— Begin PROVIDED RECORDS —

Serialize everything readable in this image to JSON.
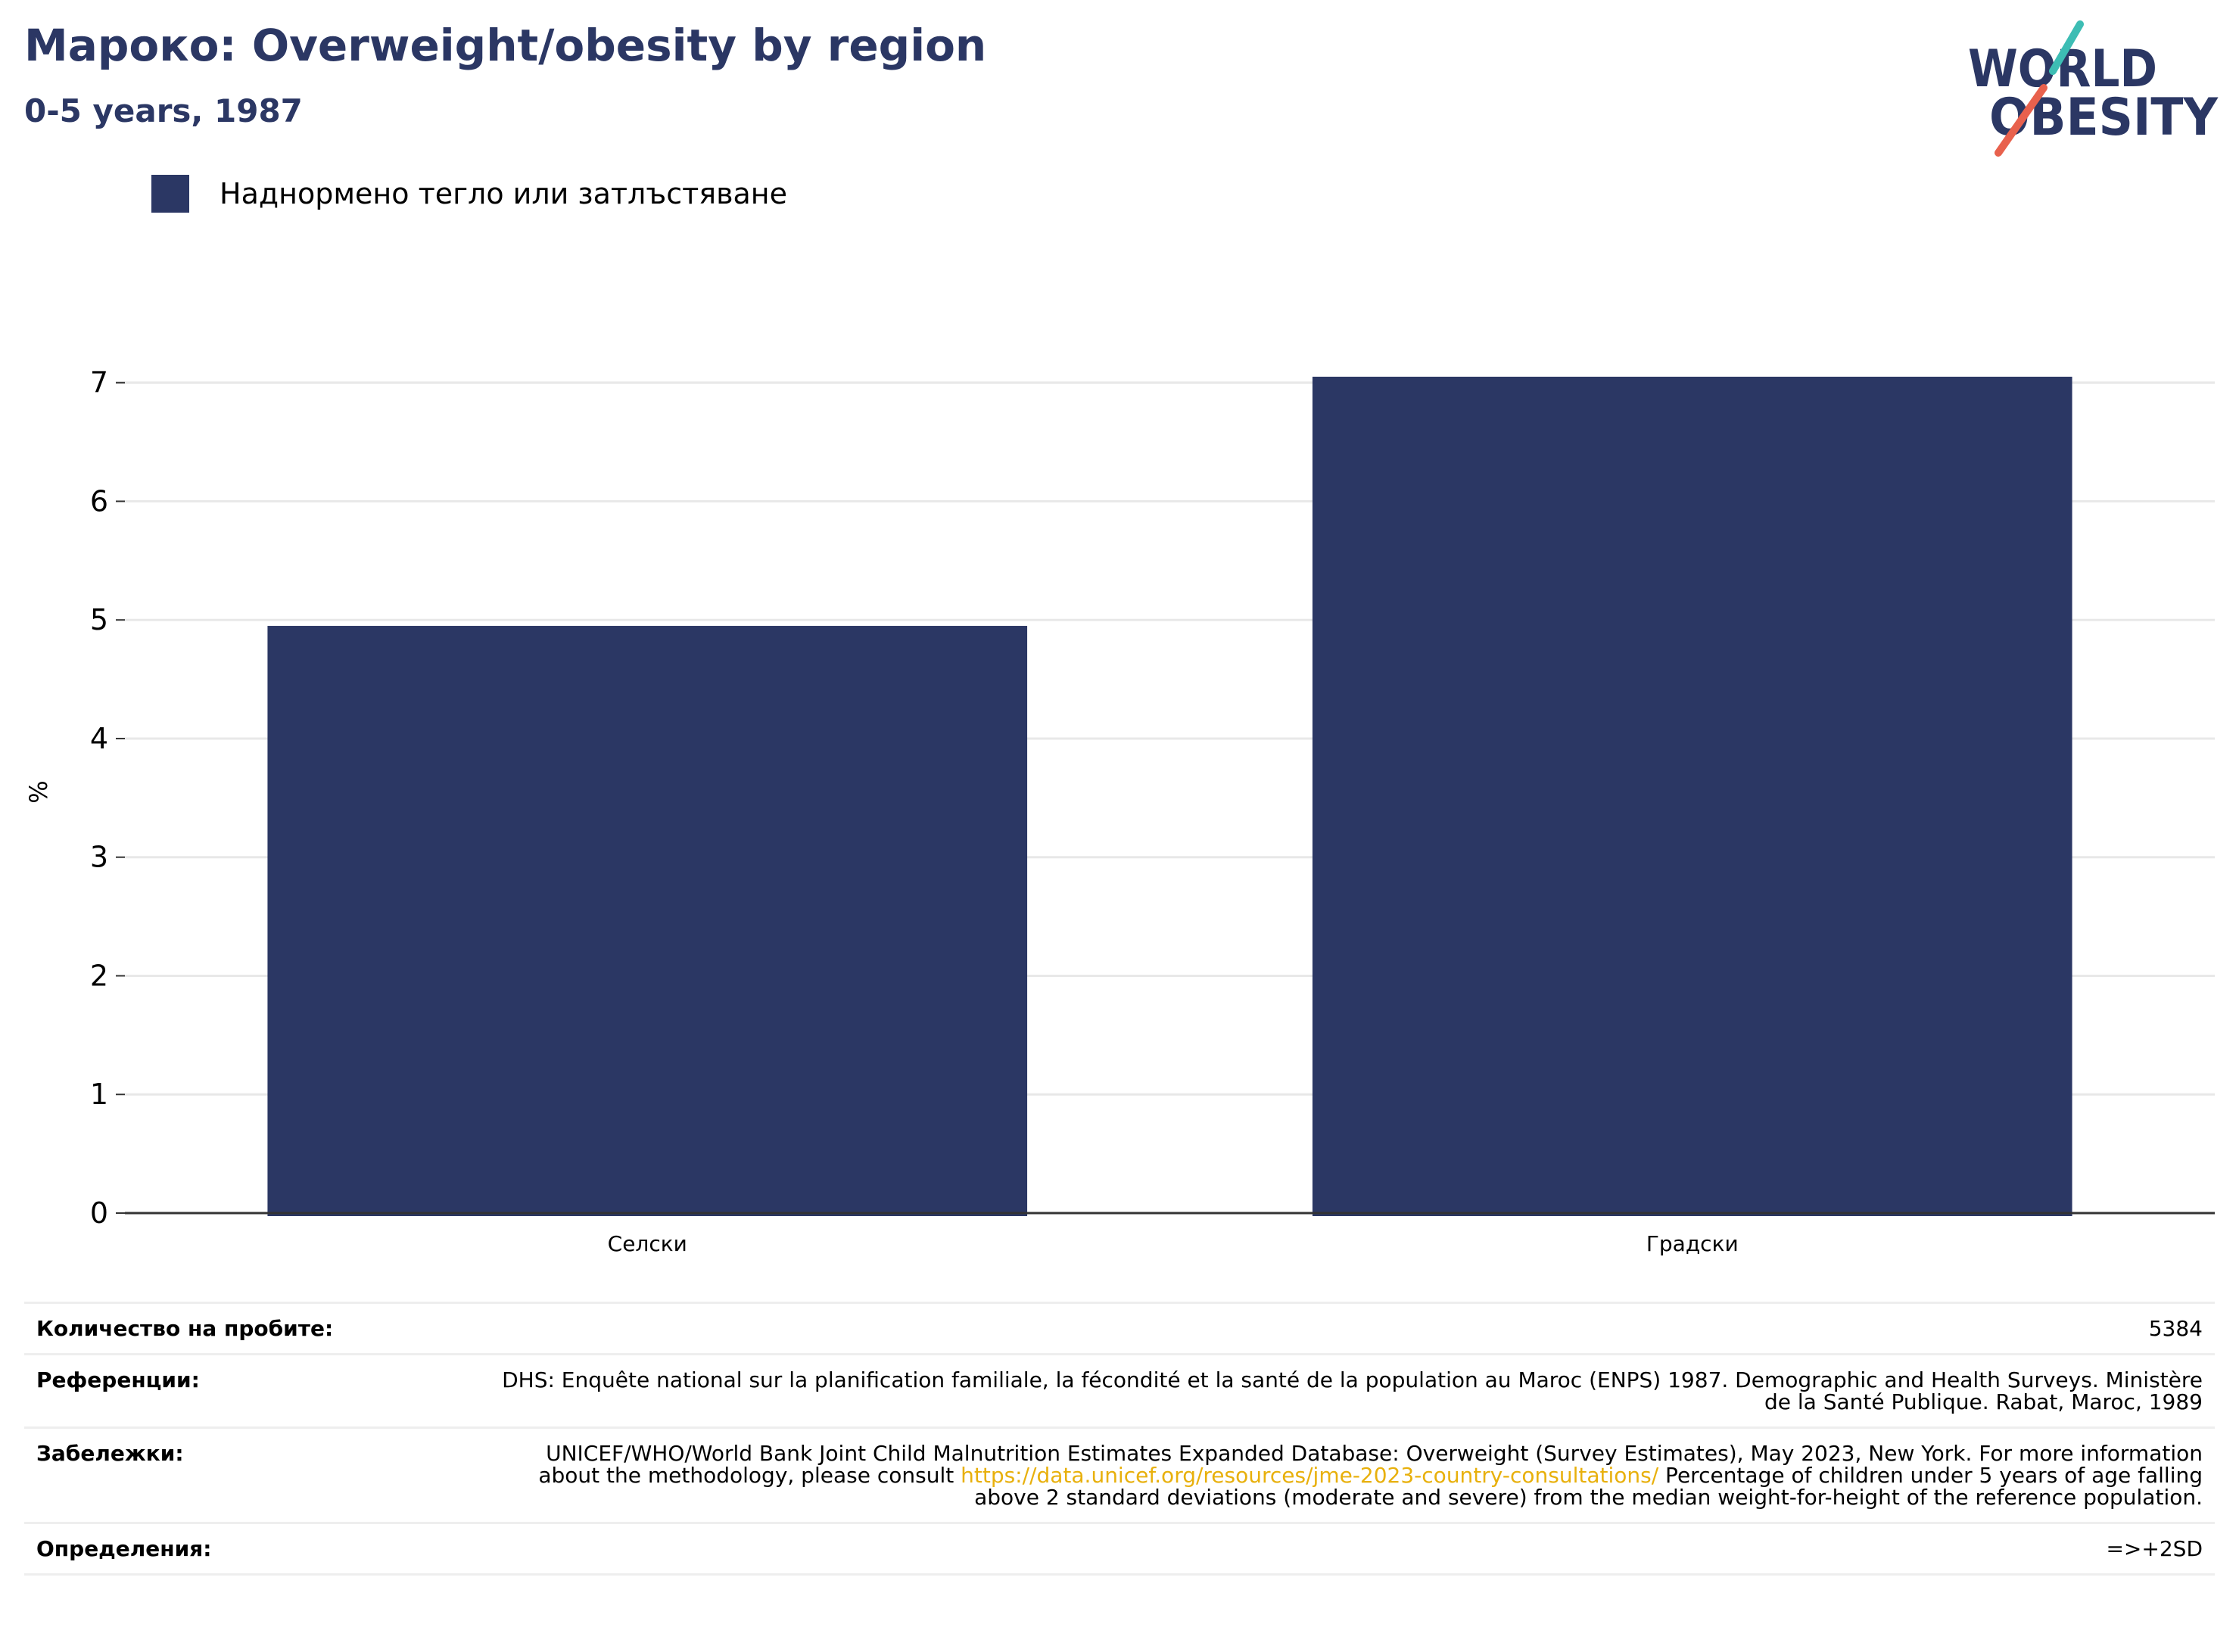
{
  "header": {
    "title": "Мароко: Overweight/obesity by region",
    "subtitle": "0-5 years, 1987"
  },
  "logo": {
    "line1": "WORLD",
    "line2": "OBESITY",
    "colors": {
      "text": "#2b3764",
      "teal": "#3dbdb4",
      "coral": "#e8614d"
    }
  },
  "legend": {
    "label": "Наднормено тегло или затлъстяване",
    "color": "#2b3764"
  },
  "chart_data": {
    "type": "bar",
    "categories": [
      "Селски",
      "Градски"
    ],
    "series": [
      {
        "name": "Наднормено тегло или затлъстяване",
        "values": [
          4.95,
          7.05
        ],
        "color": "#2b3764"
      }
    ],
    "ylabel": "%",
    "ylim": [
      0,
      7.1
    ],
    "yticks": [
      0,
      1,
      2,
      3,
      4,
      5,
      6,
      7
    ],
    "grid": true
  },
  "info": {
    "sample_label": "Количество на пробите:",
    "sample_value": "5384",
    "references_label": "Референции:",
    "references_value": "DHS: Enquête national sur la planification familiale, la fécondité et la santé de la population au Maroc (ENPS) 1987. Demographic and Health Surveys. Ministère de la Santé Publique. Rabat, Maroc, 1989",
    "notes_label": "Забележки:",
    "notes_before": "UNICEF/WHO/World Bank Joint Child Malnutrition Estimates Expanded Database: Overweight (Survey Estimates), May 2023, New York. For more information about the methodology, please consult ",
    "notes_link": "https://data.unicef.org/resources/jme-2023-country-consultations/",
    "notes_after": " Percentage of children under 5 years of age falling above 2 standard deviations (moderate and severe) from the median weight-for-height of the reference population.",
    "definitions_label": "Определения:",
    "definitions_value": "=>+2SD"
  }
}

— End PROVIDED RECORDS —

- **SHORT PROBLEM**
Copy each line of the listing that contains the string "Overweight".

- **THE OUTPUT**
    "title": "Мароко: Overweight/obesity by region",
    "notes_before": "UNICEF/WHO/World Bank Joint Child Malnutrition Estimates Expanded Database: Overweight (Survey Estimates), May 2023, New York. For more information about the methodology, please consult ",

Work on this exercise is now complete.